Task requirements >>
Return each line containing the string "лінії".

The data start

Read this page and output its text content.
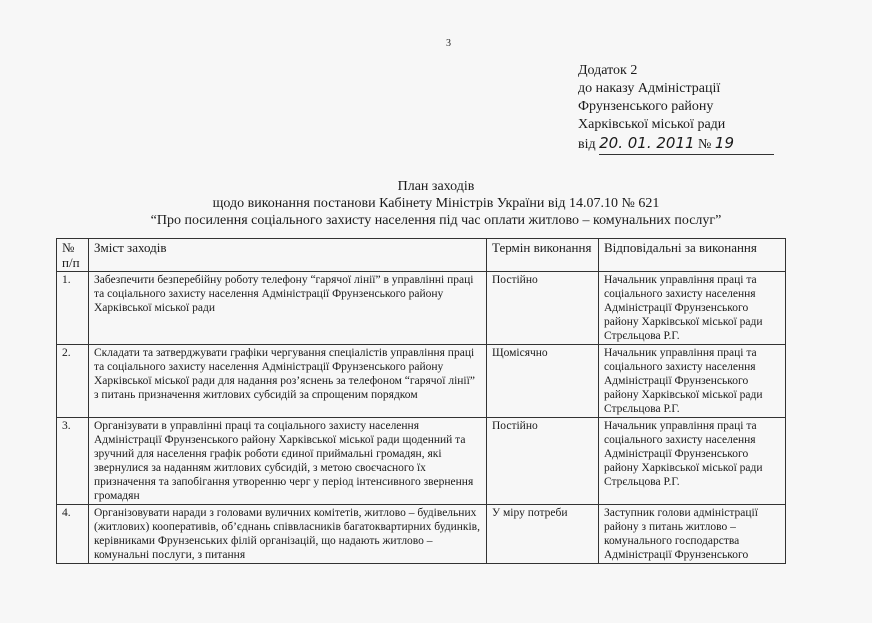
3
Додаток 2
до наказу Адміністрації
Фрунзенського району
Харківської міської ради
від 20. 01. 2011 № 19
План заходів
щодо виконання постанови Кабінету Міністрів України від 14.07.10 № 621
“Про посилення соціального захисту населення під час оплати житлово – комунальних послуг”
№ п/п	Зміст заходів	Термін виконання	Відповідальні за виконання
1.	Забезпечити безперебійну роботу телефону “гарячої лінії” в управлінні праці та соціального захисту населення Адміністрації Фрунзенського району Харківської міської ради	Постійно	Начальник управління праці та соціального захисту населення Адміністрації Фрунзенського району Харківської міської ради Стрєльцова Р.Г.
2.	Складати та затверджувати графіки чергування спеціалістів управління праці та соціального захисту населення Адміністрації Фрунзенського району Харківської міської ради для надання роз’яснень за телефоном “гарячої лінії” з питань призначення житлових субсидій за спрощеним порядком	Щомісячно	Начальник управління праці та соціального захисту населення Адміністрації Фрунзенського району Харківської міської ради Стрєльцова Р.Г.
3.	Організувати в управлінні праці та соціального захисту населення Адміністрації Фрунзенського району Харківської міської ради щоденний та зручний для населення графік роботи єдиної приймальні громадян, які звернулися за наданням житлових субсидій, з метою своєчасного їх призначення та запобігання утворенню черг у період інтенсивного звернення громадян	Постійно	Начальник управління праці та соціального захисту населення Адміністрації Фрунзенського району Харківської міської ради Стрєльцова Р.Г.
4.	Організовувати наради з головами вуличних комітетів, житлово – будівельних (житлових) кооперативів, об’єднань співвласників багатоквартирних будинків, керівниками Фрунзенських філій організацій, що надають житлово – комунальні послуги, з питання	У міру потреби	Заступник голови адміністрації району з питань житлово – комунального господарства Адміністрації Фрунзенського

The data end

Task answer >>
1.	Забезпечити безперебійну роботу телефону “гарячої лінії” в управлінні праці та соціального захисту населення Адміністрації Фрунзенського району Харківської міської ради	Постійно	Начальник управління праці та соціального захисту населення Адміністрації Фрунзенського району Харківської міської ради Стрєльцова Р.Г.
2.	Складати та затверджувати графіки чергування спеціалістів управління праці та соціального захисту населення Адміністрації Фрунзенського району Харківської міської ради для надання роз’яснень за телефоном “гарячої лінії” з питань призначення житлових субсидій за спрощеним порядком	Щомісячно	Начальник управління праці та соціального захисту населення Адміністрації Фрунзенського району Харківської міської ради Стрєльцова Р.Г.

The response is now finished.